BEGIN Material for this task

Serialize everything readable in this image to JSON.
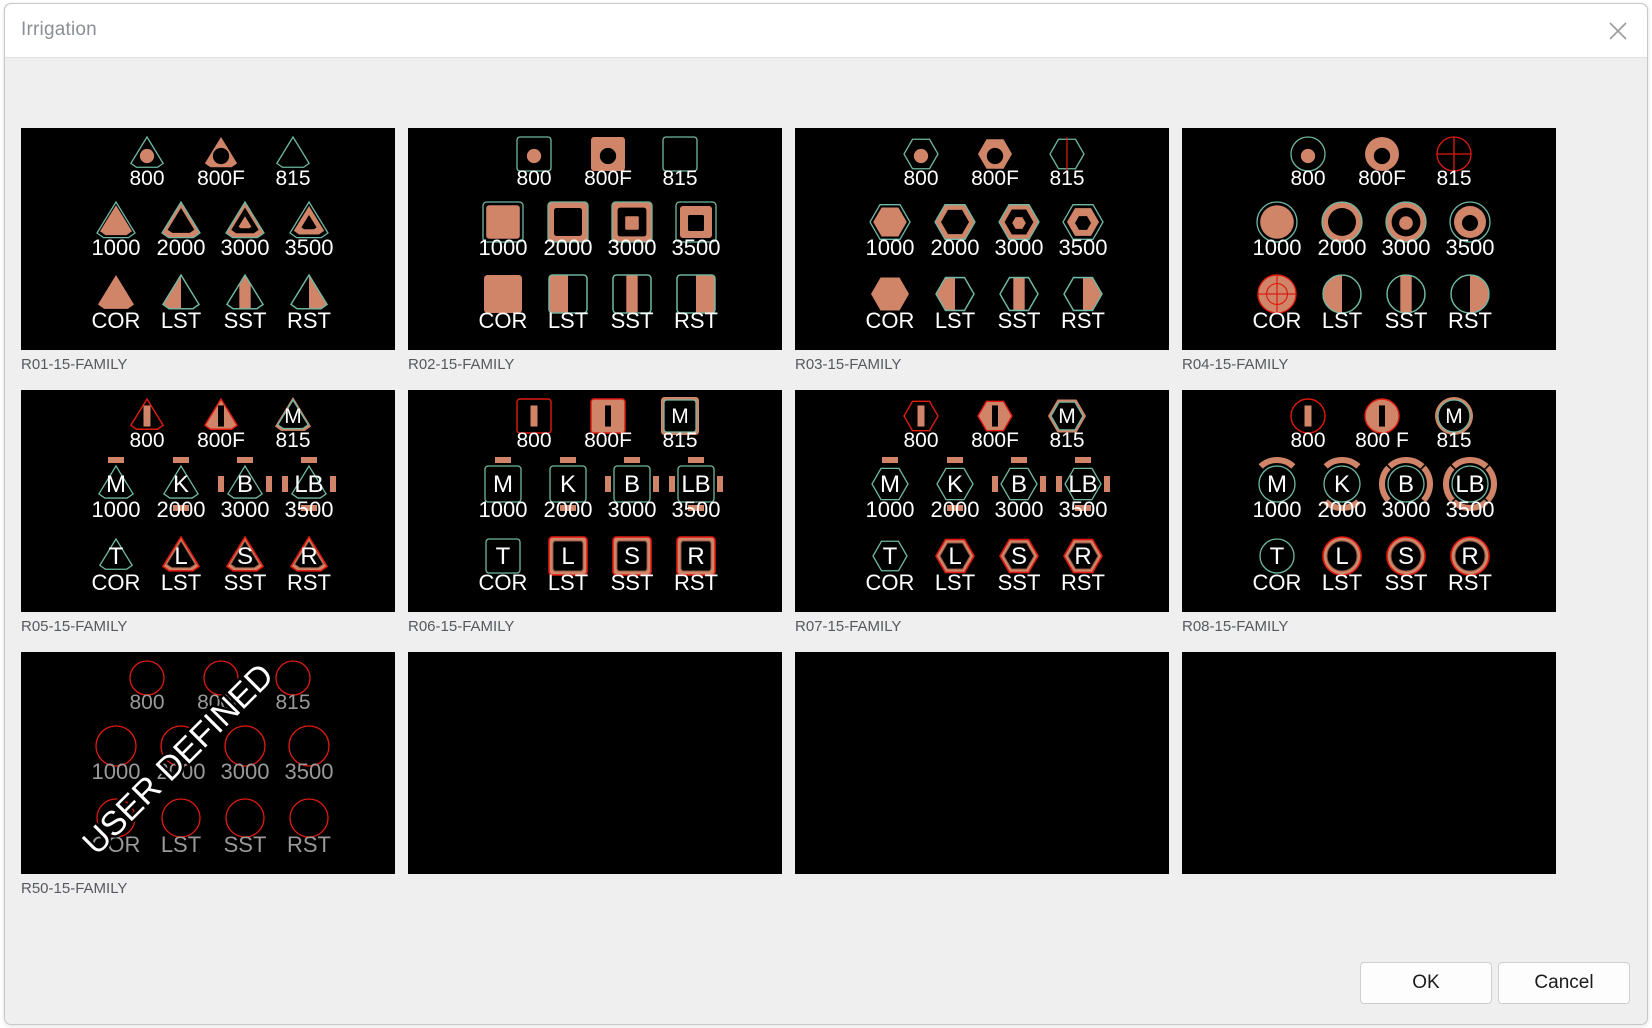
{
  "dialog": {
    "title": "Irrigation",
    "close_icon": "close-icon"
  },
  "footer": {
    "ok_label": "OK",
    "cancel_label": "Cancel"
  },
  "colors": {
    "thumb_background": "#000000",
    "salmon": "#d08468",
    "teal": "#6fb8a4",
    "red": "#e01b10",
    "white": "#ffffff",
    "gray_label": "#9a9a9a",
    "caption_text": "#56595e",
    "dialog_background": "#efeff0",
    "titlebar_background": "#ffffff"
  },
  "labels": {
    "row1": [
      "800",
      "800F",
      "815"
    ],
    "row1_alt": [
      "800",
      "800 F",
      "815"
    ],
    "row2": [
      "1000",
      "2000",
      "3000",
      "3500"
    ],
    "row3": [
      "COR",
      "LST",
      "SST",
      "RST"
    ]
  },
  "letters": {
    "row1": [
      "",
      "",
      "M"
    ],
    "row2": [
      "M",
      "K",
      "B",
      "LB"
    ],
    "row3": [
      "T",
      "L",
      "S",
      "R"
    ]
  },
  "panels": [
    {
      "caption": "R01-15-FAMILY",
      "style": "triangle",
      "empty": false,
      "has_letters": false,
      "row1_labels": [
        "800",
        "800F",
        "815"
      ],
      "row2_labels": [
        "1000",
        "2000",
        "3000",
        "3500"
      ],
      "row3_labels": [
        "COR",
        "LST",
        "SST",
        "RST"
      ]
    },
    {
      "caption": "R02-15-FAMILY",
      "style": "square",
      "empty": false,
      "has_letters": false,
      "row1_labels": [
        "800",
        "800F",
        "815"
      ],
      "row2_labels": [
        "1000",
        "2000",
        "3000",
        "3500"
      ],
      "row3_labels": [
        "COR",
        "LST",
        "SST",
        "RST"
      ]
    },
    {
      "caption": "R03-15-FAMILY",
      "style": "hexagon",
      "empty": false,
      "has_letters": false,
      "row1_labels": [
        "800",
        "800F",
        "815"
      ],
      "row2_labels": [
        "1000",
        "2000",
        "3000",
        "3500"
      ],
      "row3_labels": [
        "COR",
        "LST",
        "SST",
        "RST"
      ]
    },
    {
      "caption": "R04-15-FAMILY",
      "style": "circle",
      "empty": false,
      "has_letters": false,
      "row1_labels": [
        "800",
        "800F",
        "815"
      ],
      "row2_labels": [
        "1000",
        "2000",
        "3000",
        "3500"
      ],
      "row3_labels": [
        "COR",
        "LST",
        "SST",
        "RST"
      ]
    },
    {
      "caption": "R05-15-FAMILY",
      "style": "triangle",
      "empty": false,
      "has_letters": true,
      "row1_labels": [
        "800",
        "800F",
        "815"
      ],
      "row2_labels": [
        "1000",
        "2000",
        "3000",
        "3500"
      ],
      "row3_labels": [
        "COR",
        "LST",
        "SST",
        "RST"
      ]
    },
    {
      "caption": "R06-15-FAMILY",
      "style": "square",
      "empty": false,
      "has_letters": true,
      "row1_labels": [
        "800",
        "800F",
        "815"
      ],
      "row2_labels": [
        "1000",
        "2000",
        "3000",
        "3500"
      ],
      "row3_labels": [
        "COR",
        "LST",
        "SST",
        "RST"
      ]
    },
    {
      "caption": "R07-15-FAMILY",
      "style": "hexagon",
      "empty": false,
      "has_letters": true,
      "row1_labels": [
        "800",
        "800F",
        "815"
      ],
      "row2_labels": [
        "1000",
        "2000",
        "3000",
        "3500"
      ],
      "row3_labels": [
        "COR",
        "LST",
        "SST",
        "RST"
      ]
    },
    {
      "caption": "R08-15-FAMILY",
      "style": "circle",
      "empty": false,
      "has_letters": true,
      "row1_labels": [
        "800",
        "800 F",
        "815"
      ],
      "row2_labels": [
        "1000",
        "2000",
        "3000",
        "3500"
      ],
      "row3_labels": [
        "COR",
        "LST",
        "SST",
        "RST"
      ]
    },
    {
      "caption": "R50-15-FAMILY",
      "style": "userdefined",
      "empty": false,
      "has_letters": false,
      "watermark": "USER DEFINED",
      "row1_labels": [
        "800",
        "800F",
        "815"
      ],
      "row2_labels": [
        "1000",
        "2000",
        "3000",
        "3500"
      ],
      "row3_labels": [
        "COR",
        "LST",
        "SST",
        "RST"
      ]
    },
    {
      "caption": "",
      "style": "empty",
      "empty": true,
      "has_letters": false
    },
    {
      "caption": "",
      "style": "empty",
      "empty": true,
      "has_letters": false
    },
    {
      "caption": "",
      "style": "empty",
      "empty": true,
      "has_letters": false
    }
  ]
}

END Material for this task

> **Goal**: Tally the lines above containing "ffffff". Answer with the count only.

> **Answer in full**: 2